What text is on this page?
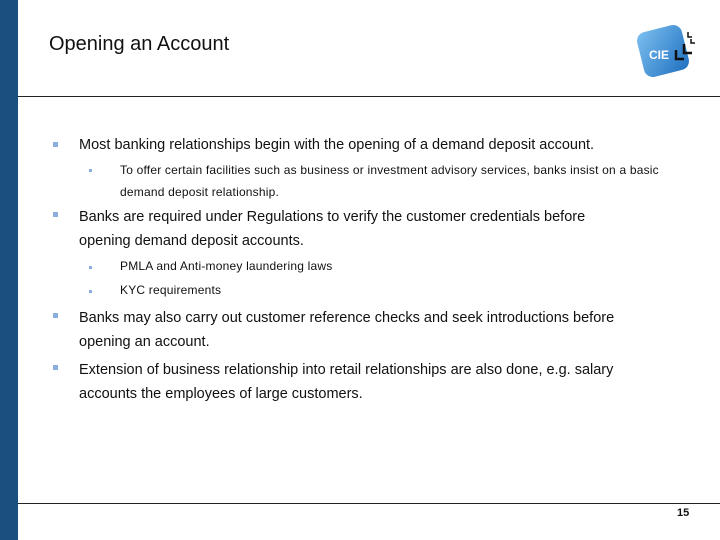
Opening an Account	CIE
Most banking relationships begin with the opening of a demand deposit account.
To offer certain facilities such as business or investment advisory services, banks insist on a basic demand deposit relationship.
Banks are required under Regulations to verify the customer credentials before opening demand deposit accounts.
PMLA and Anti-money laundering laws
KYC requirements
Banks may also carry out customer reference checks and seek introductions before opening an account.
Extension of business relationship into retail relationships are also done, e.g. salary accounts the employees of large customers.
15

◆ Written problem: Skip the images and write out the rest of the listing exactly.

◆ Output of the task:
What text is on this page?
Opening an Account	CIE
Most banking relationships begin with the opening of a demand deposit account.
To offer certain facilities such as business or investment advisory services, banks insist on a basic demand deposit relationship.
Banks are required under Regulations to verify the customer credentials before opening demand deposit accounts.
PMLA and Anti-money laundering laws
KYC requirements
Banks may also carry out customer reference checks and seek introductions before opening an account.
Extension of business relationship into retail relationships are also done, e.g. salary accounts the employees of large customers.
15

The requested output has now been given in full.